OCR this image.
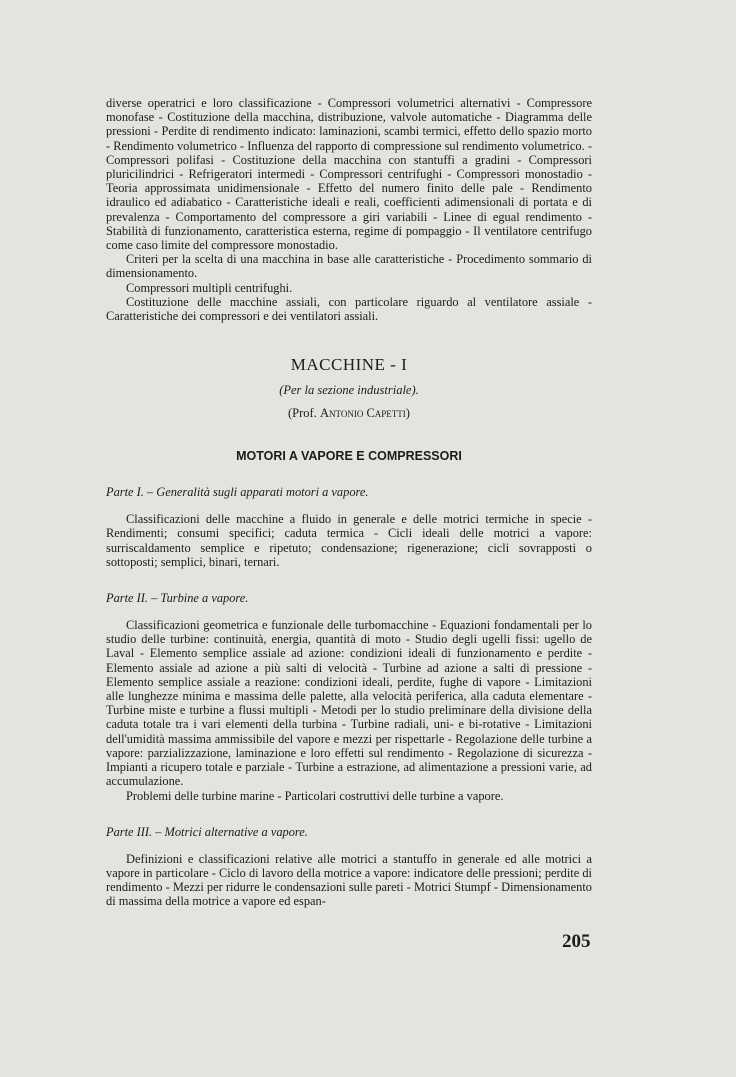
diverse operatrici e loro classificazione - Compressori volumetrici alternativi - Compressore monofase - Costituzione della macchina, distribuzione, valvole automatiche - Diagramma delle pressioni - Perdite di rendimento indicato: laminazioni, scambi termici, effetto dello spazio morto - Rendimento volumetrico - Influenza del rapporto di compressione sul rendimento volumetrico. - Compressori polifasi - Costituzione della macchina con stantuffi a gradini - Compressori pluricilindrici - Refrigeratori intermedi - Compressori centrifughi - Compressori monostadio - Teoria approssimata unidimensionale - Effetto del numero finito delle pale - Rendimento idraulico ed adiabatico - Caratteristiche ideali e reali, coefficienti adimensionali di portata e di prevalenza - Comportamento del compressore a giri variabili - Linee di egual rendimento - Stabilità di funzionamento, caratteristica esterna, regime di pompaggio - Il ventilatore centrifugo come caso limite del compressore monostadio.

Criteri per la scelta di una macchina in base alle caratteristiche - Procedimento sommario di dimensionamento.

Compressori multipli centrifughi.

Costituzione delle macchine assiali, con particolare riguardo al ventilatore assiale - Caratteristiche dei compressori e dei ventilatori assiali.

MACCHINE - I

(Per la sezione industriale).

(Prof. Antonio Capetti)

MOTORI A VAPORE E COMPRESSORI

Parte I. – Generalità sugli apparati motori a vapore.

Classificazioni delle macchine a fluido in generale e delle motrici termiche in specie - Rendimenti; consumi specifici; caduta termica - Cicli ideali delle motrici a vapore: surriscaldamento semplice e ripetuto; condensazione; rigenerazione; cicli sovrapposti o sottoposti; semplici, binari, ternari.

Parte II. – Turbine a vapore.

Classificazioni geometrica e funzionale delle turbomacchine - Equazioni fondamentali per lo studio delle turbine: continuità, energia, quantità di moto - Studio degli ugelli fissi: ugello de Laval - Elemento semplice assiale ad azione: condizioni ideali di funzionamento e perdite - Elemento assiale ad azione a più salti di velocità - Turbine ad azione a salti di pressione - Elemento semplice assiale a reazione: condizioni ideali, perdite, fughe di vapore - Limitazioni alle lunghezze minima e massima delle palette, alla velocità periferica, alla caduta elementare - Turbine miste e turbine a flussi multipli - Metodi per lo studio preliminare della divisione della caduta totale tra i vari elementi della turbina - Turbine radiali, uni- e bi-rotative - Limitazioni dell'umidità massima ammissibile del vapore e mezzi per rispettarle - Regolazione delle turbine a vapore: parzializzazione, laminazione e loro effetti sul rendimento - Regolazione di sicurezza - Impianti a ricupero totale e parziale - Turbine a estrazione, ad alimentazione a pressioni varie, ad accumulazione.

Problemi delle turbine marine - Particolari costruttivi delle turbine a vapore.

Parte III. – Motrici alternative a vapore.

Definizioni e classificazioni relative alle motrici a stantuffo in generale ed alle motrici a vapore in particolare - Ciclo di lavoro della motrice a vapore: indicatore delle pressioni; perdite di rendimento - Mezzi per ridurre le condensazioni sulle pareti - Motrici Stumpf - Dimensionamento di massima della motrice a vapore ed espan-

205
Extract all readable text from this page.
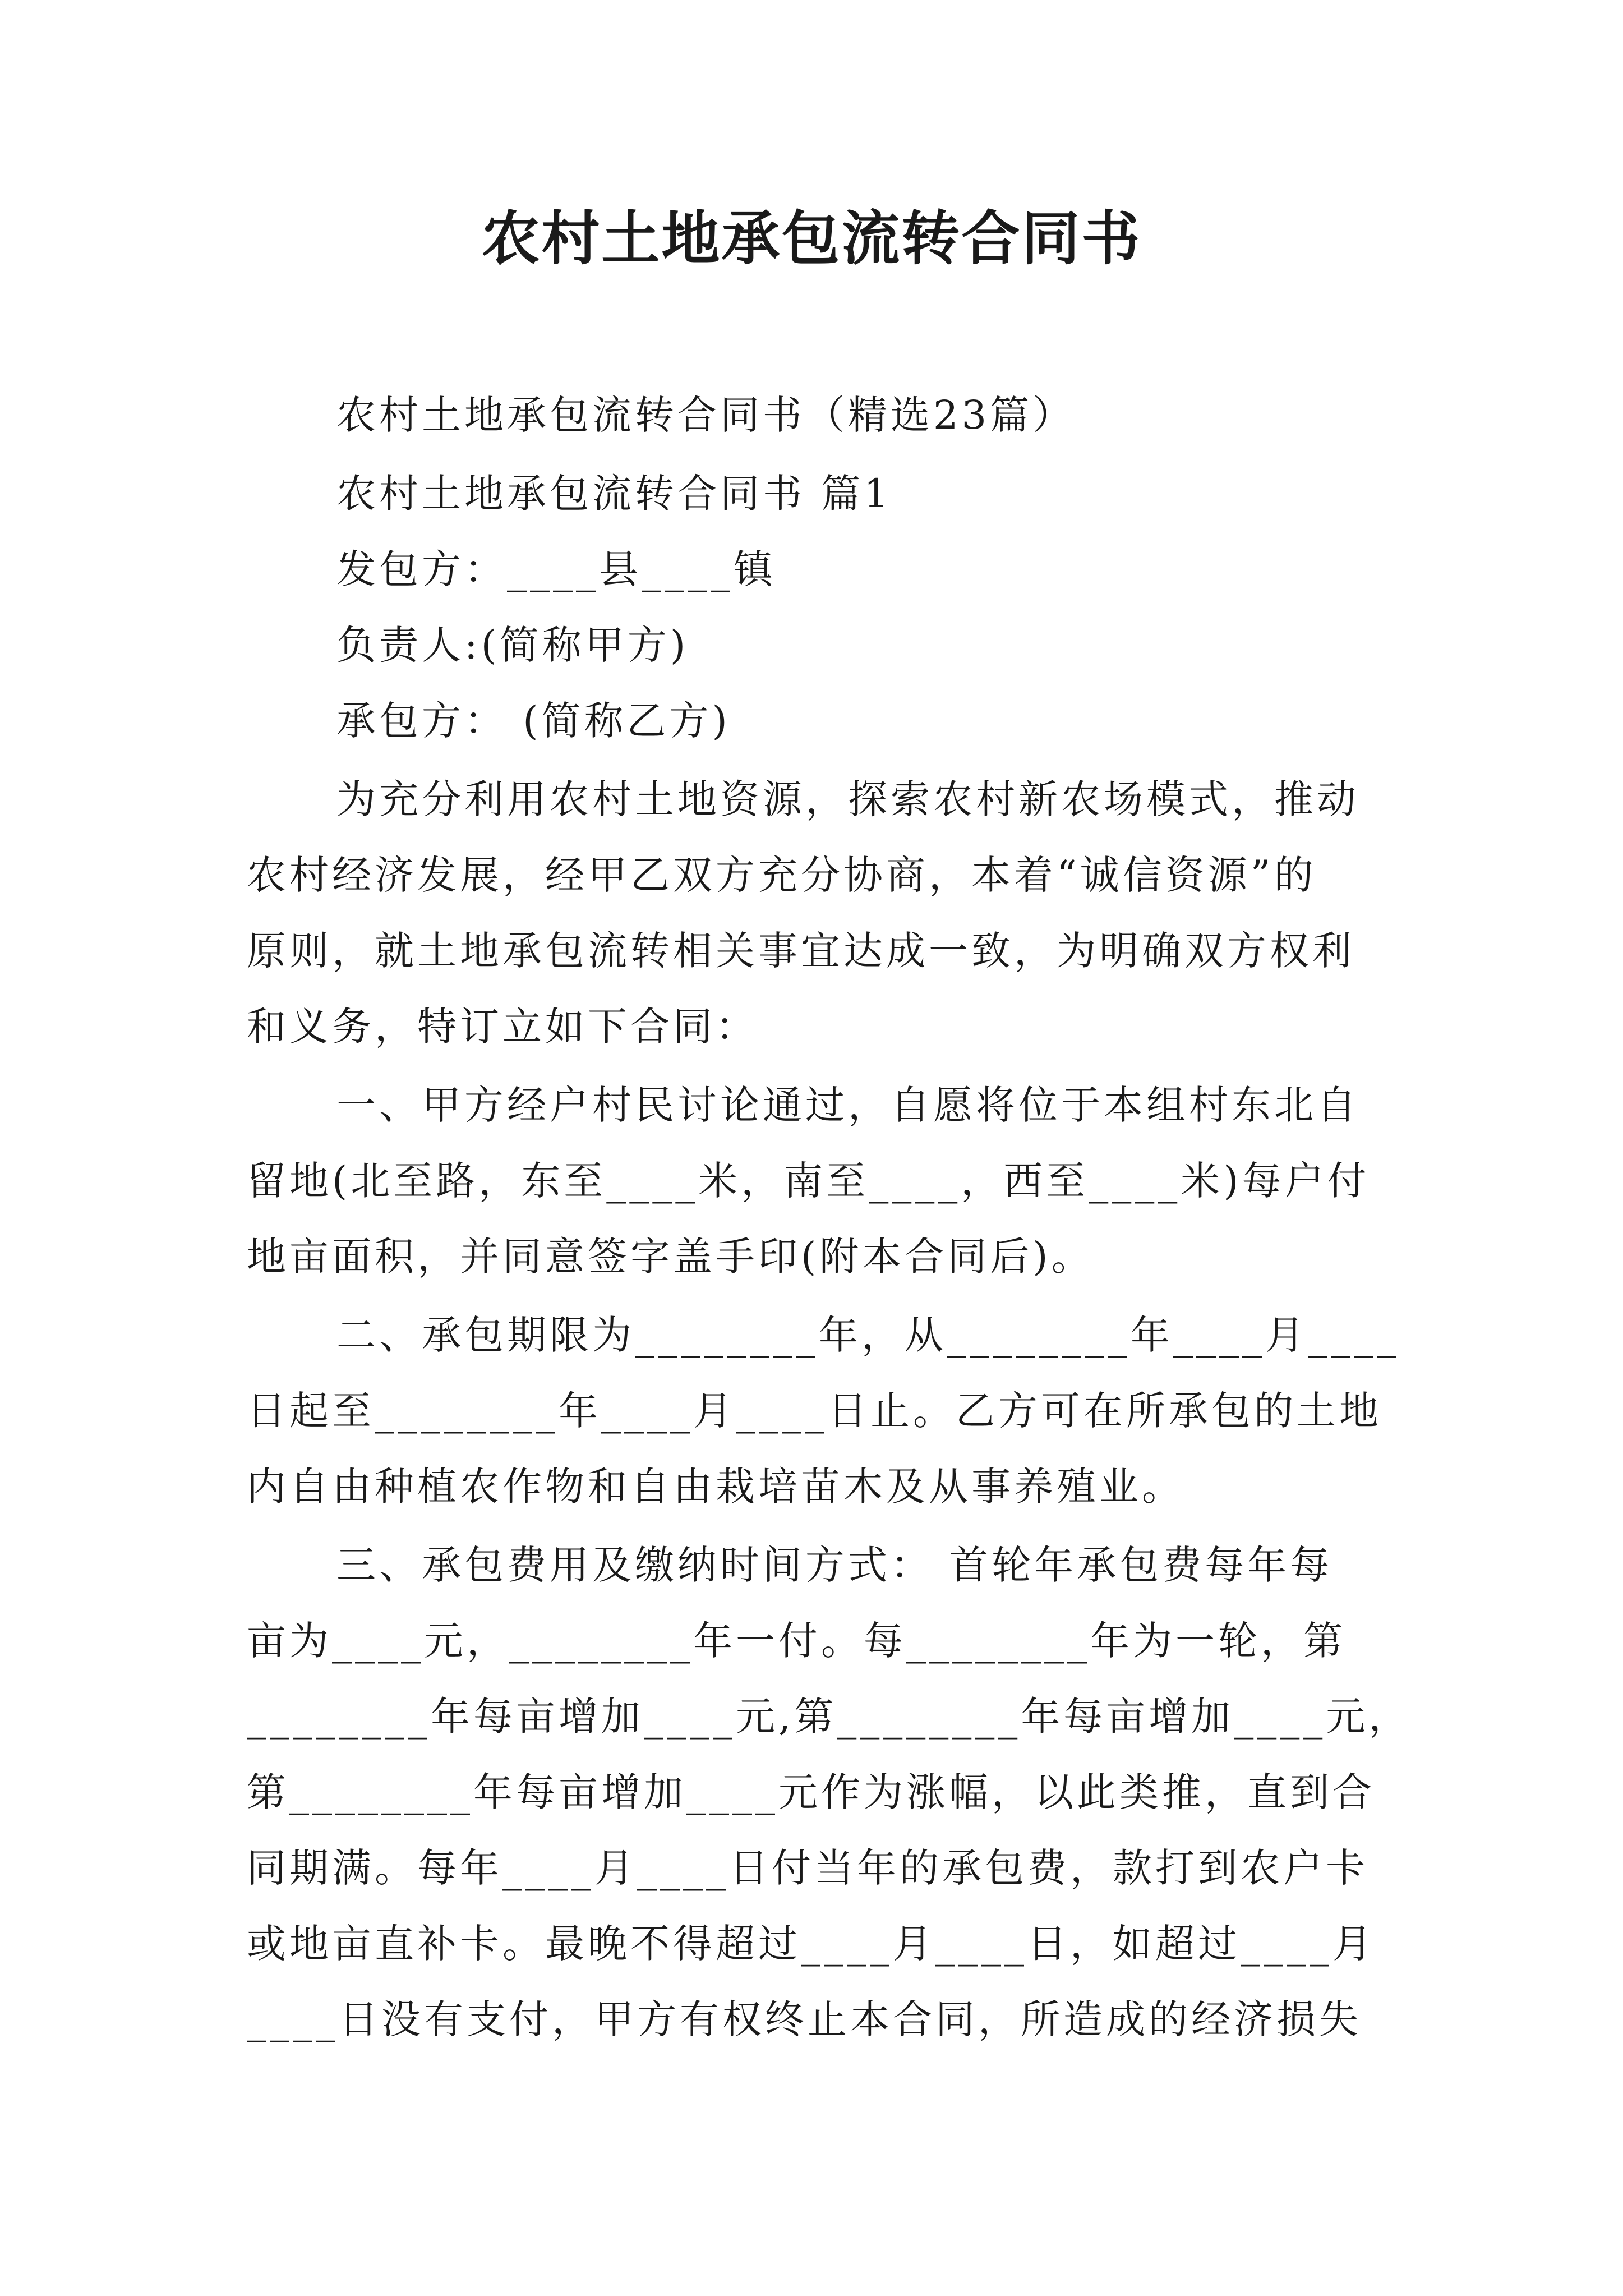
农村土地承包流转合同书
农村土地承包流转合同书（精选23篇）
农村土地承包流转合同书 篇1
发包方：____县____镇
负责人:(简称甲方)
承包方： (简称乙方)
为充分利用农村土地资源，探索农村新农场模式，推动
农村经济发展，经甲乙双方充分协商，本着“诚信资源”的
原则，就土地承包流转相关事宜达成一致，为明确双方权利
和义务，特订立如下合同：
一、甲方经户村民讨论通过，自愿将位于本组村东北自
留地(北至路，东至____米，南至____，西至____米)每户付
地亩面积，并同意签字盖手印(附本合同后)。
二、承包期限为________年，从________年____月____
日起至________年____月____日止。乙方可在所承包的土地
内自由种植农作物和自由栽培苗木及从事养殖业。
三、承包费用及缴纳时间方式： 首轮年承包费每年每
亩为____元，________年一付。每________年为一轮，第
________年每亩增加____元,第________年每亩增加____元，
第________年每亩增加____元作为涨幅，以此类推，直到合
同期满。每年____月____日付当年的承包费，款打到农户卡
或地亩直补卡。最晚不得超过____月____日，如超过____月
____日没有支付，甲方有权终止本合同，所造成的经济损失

▬▬▬

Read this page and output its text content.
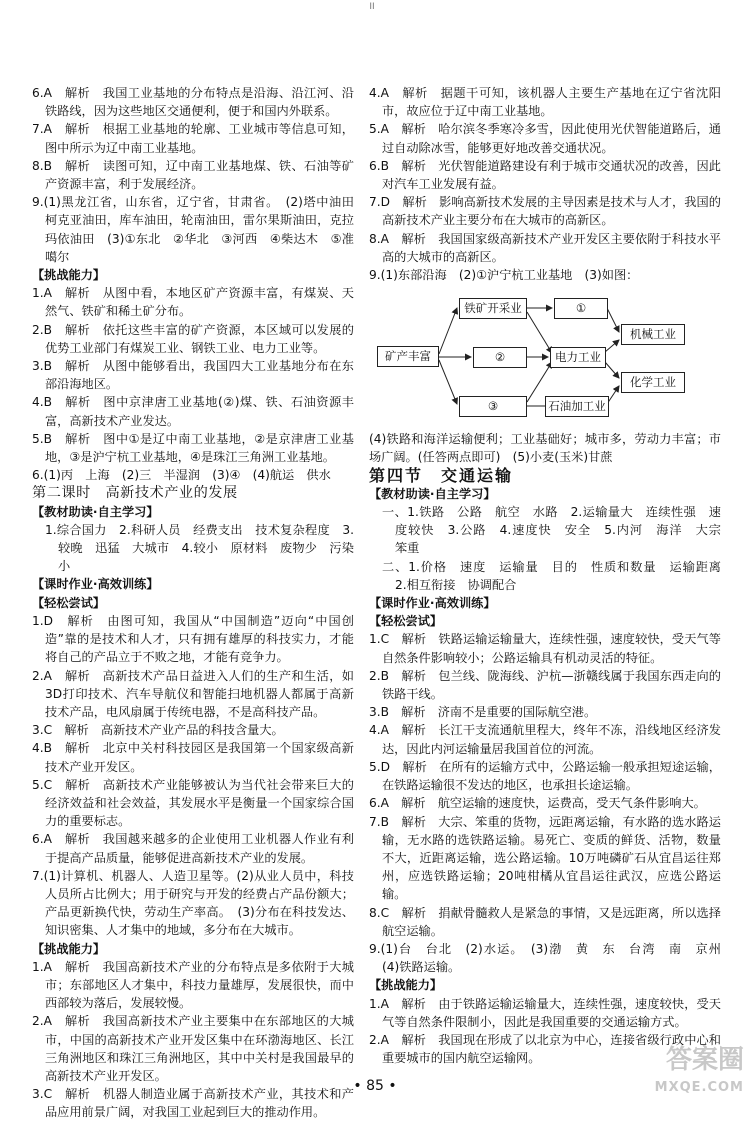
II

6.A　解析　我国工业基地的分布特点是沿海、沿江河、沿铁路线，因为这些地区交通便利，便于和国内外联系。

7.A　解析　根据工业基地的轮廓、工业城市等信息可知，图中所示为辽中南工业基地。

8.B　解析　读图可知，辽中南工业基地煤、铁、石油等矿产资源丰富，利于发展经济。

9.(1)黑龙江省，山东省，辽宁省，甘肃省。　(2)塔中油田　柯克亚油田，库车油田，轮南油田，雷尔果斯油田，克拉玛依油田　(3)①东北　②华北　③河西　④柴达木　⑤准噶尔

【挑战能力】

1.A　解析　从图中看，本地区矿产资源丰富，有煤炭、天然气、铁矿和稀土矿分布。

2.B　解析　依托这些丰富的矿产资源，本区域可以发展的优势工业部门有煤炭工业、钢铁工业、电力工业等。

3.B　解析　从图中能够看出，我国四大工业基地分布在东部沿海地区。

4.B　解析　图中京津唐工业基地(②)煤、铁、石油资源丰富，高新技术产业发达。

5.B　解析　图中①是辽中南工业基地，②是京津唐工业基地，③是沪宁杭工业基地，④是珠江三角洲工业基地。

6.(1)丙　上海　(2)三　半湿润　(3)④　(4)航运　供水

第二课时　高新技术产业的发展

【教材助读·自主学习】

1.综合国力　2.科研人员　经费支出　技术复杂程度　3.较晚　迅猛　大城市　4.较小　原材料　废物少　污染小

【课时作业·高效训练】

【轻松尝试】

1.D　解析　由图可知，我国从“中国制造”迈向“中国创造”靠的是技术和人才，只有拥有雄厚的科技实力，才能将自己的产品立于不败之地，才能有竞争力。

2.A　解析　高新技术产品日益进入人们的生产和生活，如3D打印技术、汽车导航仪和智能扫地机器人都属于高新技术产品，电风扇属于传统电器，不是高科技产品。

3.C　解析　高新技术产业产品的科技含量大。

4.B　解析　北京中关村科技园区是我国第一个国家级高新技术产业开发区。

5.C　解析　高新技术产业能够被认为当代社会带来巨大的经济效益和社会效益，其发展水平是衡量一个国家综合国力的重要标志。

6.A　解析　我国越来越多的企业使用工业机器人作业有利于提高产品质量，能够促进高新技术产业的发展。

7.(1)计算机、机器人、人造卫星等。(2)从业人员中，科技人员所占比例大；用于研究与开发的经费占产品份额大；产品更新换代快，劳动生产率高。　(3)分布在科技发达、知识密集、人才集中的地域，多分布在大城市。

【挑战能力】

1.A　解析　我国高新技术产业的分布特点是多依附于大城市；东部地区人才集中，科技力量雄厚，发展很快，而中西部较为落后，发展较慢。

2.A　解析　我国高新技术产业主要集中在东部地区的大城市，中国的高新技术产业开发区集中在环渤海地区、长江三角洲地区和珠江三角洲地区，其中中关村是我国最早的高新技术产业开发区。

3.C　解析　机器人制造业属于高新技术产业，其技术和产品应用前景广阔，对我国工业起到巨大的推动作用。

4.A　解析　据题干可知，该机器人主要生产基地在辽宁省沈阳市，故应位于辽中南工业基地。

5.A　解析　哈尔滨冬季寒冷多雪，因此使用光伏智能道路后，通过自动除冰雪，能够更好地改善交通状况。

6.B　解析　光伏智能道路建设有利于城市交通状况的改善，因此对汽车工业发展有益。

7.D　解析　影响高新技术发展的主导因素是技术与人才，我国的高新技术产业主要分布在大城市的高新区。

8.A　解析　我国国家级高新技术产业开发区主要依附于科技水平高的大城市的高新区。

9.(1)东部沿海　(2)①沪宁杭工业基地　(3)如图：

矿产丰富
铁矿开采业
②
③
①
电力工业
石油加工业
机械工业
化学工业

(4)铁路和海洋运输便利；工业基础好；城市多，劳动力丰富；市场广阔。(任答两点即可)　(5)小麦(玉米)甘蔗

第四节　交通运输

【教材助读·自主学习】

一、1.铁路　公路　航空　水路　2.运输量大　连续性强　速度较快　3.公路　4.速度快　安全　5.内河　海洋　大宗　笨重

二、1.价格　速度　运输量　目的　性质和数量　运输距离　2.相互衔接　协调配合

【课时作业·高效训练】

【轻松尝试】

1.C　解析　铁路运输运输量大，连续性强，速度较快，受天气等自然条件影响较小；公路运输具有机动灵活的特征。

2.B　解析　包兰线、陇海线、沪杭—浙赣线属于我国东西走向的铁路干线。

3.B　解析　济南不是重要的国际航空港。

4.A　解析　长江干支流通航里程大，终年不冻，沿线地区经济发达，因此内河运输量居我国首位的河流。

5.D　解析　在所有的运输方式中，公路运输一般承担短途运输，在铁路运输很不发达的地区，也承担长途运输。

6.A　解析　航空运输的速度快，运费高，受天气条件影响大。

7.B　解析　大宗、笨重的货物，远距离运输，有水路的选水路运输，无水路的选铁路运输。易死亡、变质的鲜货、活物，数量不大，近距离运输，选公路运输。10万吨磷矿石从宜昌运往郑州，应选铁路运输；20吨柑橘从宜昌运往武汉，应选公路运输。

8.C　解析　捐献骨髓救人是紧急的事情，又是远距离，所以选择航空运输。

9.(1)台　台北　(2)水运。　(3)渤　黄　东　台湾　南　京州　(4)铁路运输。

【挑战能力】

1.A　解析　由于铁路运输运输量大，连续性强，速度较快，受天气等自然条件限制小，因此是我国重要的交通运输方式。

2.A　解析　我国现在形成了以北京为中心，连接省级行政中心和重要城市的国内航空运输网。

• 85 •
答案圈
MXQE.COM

▬▬▬

● PROBLEM DETAILS: How many lines in the records above contain the word "Parte"? Reply with the number alone.

● EXPECTED ANSWER: 3